PROVIDED INFORMATION:
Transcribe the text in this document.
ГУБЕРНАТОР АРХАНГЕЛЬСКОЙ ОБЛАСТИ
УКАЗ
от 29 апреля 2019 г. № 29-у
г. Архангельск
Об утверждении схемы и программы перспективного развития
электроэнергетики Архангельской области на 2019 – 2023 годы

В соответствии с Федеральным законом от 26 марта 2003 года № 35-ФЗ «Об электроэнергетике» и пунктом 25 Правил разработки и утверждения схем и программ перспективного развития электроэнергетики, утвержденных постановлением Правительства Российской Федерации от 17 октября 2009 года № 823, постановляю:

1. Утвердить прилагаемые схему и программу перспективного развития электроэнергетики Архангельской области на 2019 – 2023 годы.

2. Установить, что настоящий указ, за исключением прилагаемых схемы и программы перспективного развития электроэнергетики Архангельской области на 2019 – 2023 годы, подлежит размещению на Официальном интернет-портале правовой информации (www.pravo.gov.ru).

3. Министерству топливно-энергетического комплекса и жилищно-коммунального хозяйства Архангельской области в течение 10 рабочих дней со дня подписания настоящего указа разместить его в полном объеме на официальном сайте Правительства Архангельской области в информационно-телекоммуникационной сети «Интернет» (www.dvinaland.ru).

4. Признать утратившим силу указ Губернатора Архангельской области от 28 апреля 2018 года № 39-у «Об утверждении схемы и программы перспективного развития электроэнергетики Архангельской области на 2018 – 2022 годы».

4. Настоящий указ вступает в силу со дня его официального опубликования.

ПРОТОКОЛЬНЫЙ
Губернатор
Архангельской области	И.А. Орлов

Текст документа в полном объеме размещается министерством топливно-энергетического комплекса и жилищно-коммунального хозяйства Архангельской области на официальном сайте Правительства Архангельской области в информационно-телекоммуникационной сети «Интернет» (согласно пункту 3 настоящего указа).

EXERCISE REQUIREMENTS: Go through the entries above and copy every line containing "жилищно".

FULL OUTPUT:
3. Министерству топливно-энергетического комплекса и жилищно-коммунального хозяйства Архангельской области в течение 10 рабочих дней со дня подписания настоящего указа разместить его в полном объеме на официальном сайте Правительства Архангельской области в информационно-телекоммуникационной сети «Интернет» (www.dvinaland.ru).
Текст документа в полном объеме размещается министерством топливно-энергетического комплекса и жилищно-коммунального хозяйства Архангельской области на официальном сайте Правительства Архангельской области в информационно-телекоммуникационной сети «Интернет» (согласно пункту 3 настоящего указа).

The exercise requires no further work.